## 本文
------------

1.言語の著作物 | 作文、小説、詩歌、俳句、講演など |
2.音楽の著作物 | 楽曲、曲がついた歌詞 |
3.舞踊または無言劇の著作物 | 日本舞踊、バレエ、ダンス、パントマイムの振り付けなど |
4.美術の著作物 | マンガ、絵画、彫刻、書、舞台装置など |
5.建築の著作物 | デザイン性の高い芸術的な建造物 |
6.図形の著作物 | 地図、学術的な図面、図表、模型など |
7.映画の著作物 | 映画、ドラマ、ネット配信動画、ゲームソフト、コマーシャルフィルムなど |
8.写真の著作物 | 写真など |
9.プログラムの著作物 | コンピュータプログラム |
そのほか、次のものも著作物です(著作権法11~12条)。
二次的著作物 | 上記1~9の著作物をもとに、翻訳・編曲・変形・脚色・映画化・翻案などして創作したもの |
編集著作物 | 百科事典、新聞、雑誌、詩集、論文集など「素材の選択又は配列によつて創作性を有する編集物」 |
データベースの著作物 | データベースのなかで、情報の選択または体系的な構成によって創作性を有するもの |
ここで著作物である条件として、「プロの作品・アマの作品」は関係ありません。子どもが学校で書いた作文であっても、著作物となります。
著作物に©マークは必要?
前述したとおり、日本では「著作物が発生した時点で自動的に発生する」という「無方式主義」が採用されています。そして、著作物に「©」マークを記載する必要はありません。マークがなくとも、著作権法で保護される対象となります。
でも、よく「©」マークを記載したウェブサイトを見かけますよね(このブログでも使っています)。これにはどんな意味があるのでしょう?
これは、かつてアメリカなどが採用していた「方式主義(登録することで著作権が発生する制度)」において、登録した著作物が保護されるための表記方法でした。©は「Copyright(著作権)」の頭文字で、次のように記載します。
- © + 発行年 + 著作権者 + 権利留保
日本では表記する必要はありませんので、慣習として残っていると考えてください。
著作物にあたるもの、あたらないもの
著作物にあたるもの
著作物にあたるのは、「具体的な著作物の例」でご紹介したものです。「これは著作物にあたるの?」と判断に迷うときは、著作物の定義の「思想または感情を表現したもの」であるかどうかで考えてみてください。
つまりは「その作成物に創作性があるかどうか」です。子どもの作文であっても、考えを述べていれば著作物にあたります。大人が書いた記事であっても、事実を並べただけならば著作物にはあたりません。

------------

## 提供資料
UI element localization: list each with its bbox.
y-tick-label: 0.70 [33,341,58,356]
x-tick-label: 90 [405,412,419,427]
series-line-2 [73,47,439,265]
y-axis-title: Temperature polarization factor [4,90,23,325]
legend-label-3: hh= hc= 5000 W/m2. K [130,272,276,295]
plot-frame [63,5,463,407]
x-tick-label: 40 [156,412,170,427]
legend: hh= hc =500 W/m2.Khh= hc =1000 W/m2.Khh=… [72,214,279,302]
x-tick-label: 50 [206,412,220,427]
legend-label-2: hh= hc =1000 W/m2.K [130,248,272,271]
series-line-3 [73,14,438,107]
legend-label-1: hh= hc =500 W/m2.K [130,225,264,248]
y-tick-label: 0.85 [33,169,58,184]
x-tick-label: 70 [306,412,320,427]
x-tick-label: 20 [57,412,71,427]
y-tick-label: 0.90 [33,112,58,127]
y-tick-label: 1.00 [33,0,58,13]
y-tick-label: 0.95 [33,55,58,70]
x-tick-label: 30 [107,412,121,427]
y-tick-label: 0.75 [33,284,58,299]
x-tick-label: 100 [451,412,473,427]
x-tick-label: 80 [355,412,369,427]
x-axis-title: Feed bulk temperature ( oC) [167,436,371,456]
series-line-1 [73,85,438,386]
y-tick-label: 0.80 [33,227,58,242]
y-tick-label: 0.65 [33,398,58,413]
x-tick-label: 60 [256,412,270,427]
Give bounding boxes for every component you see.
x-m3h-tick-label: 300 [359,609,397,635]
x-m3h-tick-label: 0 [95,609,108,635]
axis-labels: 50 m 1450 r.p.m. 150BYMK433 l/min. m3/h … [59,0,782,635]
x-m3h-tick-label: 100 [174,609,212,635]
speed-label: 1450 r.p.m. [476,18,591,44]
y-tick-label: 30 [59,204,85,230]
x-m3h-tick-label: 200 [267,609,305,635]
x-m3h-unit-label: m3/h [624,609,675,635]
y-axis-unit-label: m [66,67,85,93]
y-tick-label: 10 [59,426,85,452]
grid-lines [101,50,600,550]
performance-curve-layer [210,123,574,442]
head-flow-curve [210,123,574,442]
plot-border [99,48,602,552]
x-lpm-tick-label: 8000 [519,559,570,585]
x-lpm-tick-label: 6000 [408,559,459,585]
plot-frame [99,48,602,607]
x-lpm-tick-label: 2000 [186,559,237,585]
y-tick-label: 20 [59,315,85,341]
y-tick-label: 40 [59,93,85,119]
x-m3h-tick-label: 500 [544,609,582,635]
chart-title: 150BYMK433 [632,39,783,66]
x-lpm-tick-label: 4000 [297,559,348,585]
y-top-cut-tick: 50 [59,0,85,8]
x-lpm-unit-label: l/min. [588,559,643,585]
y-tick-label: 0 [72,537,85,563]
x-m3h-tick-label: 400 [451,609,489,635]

------------

## 指示
著作物についての本文から、「二次的著作物 | 上記1~9の著作物をもとに、翻訳・編曲・変形・脚色・映画化・翻案などして創作したもの」と「どんな意味があるのでしょう?」の間を、両端の語句も含めて一字一句たがえずに書き写してください。 本文だけを手がかりにしてください。

## 解答
二次的著作物 | 上記1~9の著作物をもとに、翻訳・編曲・変形・脚色・映画化・翻案などして創作したもの |
編集著作物 | 百科事典、新聞、雑誌、詩集、論文集など「素材の選択又は配列によつて創作性を有する編集物」 |
データベースの著作物 | データベースのなかで、情報の選択または体系的な構成によって創作性を有するもの |
ここで著作物である条件として、「プロの作品・アマの作品」は関係ありません。子どもが学校で書いた作文であっても、著作物となります。
著作物に©マークは必要?
前述したとおり、日本では「著作物が発生した時点で自動的に発生する」という「無方式主義」が採用されています。そして、著作物に「©」マークを記載する必要はありません。マークがなくとも、著作権法で保護される対象となります。
でも、よく「©」マークを記載したウェブサイトを見かけますよね(このブログでも使っています)。これにはどんな意味があるのでしょう?